**SUPPLIED TEXT:**
BEGIN

Established in 1974, the local group has more than 200 members, Wisnioski said, of whom about 180 are hobbyists with just a few hives in the backyard.
Beekeeping is legal throughout Florida, he added, except that communities governed by homeowners associations may forbid them. However, all hives must be registered, and a modest annual fee paid, based on the number of hives. For backyard beekeepers with fewer than five hives, the fee is only $10.
“I’m fearful of the bees going into decline,” Paul-Hus agreed, “and I felt this would be a safe haven for them and a learning experience for the children.”
Paul-Hus, raised on a farm in Ohio, has made her home on North Ocean Boulevard a testament to the family’s love of flora and fauna. The garden grows tomatoes and potatoes, cucumbers and spinach, oranges, tangerines, parsley, rosemary and thyme. The family has a very large, very friendly silver Lab named Sandy, and once kept Japanese fighting fish until someone put too much food in the tank and the fish succumbed.
“And we had nine or 10 chickens,” she reveals, “but you needed a permit for the coop and we had to get rid of them.”
And so, two years ago, she added a beehive.
In the living room.

END

**RECORD EXCERPTS:**
BEGIN

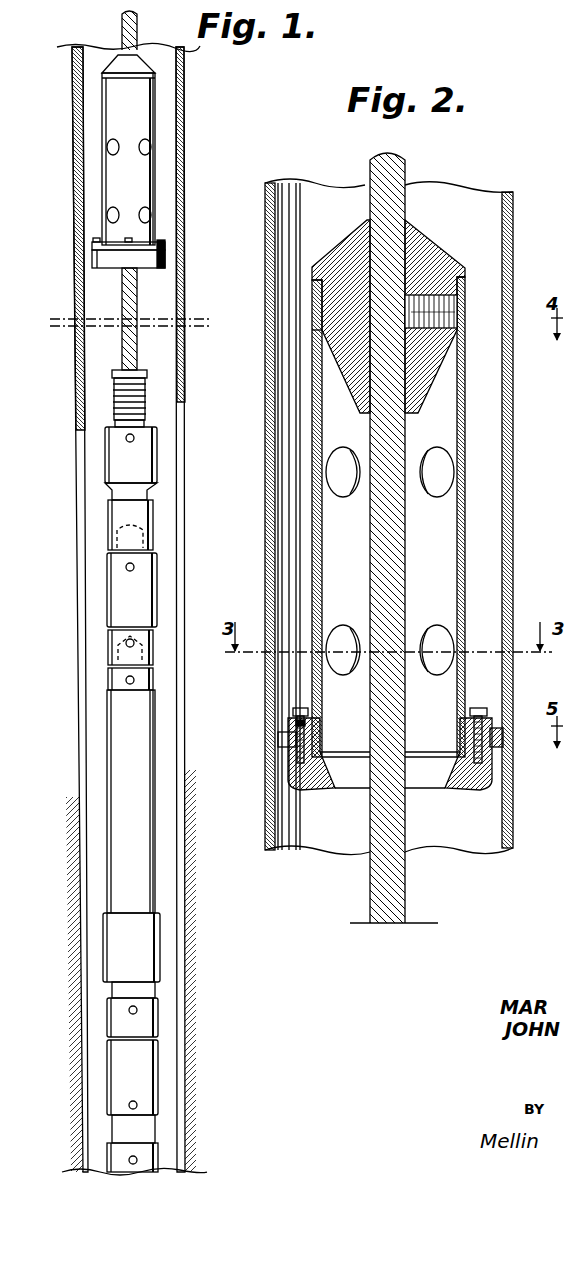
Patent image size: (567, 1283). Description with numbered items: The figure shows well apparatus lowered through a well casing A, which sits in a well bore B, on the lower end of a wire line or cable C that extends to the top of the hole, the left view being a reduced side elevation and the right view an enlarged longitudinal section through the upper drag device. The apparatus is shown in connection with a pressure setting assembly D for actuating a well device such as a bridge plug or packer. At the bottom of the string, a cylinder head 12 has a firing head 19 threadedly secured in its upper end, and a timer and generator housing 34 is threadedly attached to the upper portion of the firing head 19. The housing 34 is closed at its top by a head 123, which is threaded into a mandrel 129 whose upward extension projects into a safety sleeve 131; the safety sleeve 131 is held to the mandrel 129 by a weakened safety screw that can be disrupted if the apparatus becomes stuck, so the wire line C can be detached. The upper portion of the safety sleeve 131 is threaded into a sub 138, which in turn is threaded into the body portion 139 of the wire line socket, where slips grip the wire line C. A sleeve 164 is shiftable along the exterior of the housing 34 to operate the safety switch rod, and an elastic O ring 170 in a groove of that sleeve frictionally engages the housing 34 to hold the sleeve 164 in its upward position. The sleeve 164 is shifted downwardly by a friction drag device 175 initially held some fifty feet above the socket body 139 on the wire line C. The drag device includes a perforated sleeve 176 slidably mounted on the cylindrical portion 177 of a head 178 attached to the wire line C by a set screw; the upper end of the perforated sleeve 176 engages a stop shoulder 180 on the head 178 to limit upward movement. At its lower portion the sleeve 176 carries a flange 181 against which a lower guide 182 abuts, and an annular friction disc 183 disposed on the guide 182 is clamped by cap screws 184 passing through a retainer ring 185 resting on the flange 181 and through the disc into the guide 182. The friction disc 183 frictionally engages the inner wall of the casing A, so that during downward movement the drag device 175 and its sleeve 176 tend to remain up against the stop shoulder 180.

In FIG. 1, the well casing A is at (176, 160).
In FIG. 2, the well casing A is at (504, 232).
In FIG. 1, the well bore B is at (92, 148).
In FIG. 1, the wire line C is at (122, 28).
In FIG. 2, the wire line C is at (385, 172).
In FIG. 1, the pressure setting assembly D is at (160, 1118).
In FIG. 1, the cylinder head 12 is at (107, 1093).
In FIG. 1, the firing head 19 is at (107, 1013).
In FIG. 1, the timer and generator housing 34 is at (112, 788).
In FIG. 1, the head 123 is at (110, 681).
In FIG. 1, the mandrel 129 is at (110, 653).
In FIG. 2, the mandrel 129 is at (553, 910).
In FIG. 1, the safety sleeve 131 is at (110, 591).
In FIG. 2, the safety sleeve 131 is at (555, 810).
In FIG. 1, the sub 138 is at (110, 521).
In FIG. 1, the body portion of wire line socket 139 is at (112, 456).
In FIG. 1, the sleeve 164 is at (107, 955).
In FIG. 2, the O ring 170 is at (445, 316).
In FIG. 1, the friction drag device 175 is at (103, 100).
In FIG. 2, the friction drag device 175 is at (312, 495).
In FIG. 1, the perforated sleeve 176 is at (107, 200).
In FIG. 2, the perforated sleeve 176 is at (466, 492).
In FIG. 2, the cylindrical portion 177 is at (325, 328).
In FIG. 1, the head 178 is at (184, 75).
In FIG. 2, the head 178 is at (343, 247).
In FIG. 2, the stop shoulder 180 is at (466, 270).
In FIG. 2, the flange 181 is at (462, 740).
In FIG. 1, the lower guide 182 is at (92, 268).
In FIG. 2, the lower guide 182 is at (290, 785).
In FIG. 1, the friction disc 183 is at (95, 248).
In FIG. 2, the friction disc 183 is at (280, 742).
In FIG. 1, the cap screws 184 is at (163, 242).
In FIG. 2, the cap screws 184 is at (298, 708).
In FIG. 2, the retainer ring 185 is at (290, 726).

END

**WORK TO DO:** Reproduce word for word the part of the beekeeping text that opens with the words containing "Paul-Hus, raised on" and closes with "the living room.".

**FINAL RESULT:**
Paul-Hus, raised on a farm in Ohio, has made her home on North Ocean Boulevard a testament to the family’s love of flora and fauna. The garden grows tomatoes and potatoes, cucumbers and spinach, oranges, tangerines, parsley, rosemary and thyme. The family has a very large, very friendly silver Lab named Sandy, and once kept Japanese fighting fish until someone put too much food in the tank and the fish succumbed.
“And we had nine or 10 chickens,” she reveals, “but you needed a permit for the coop and we had to get rid of them.”
And so, two years ago, she added a beehive.
In the living room.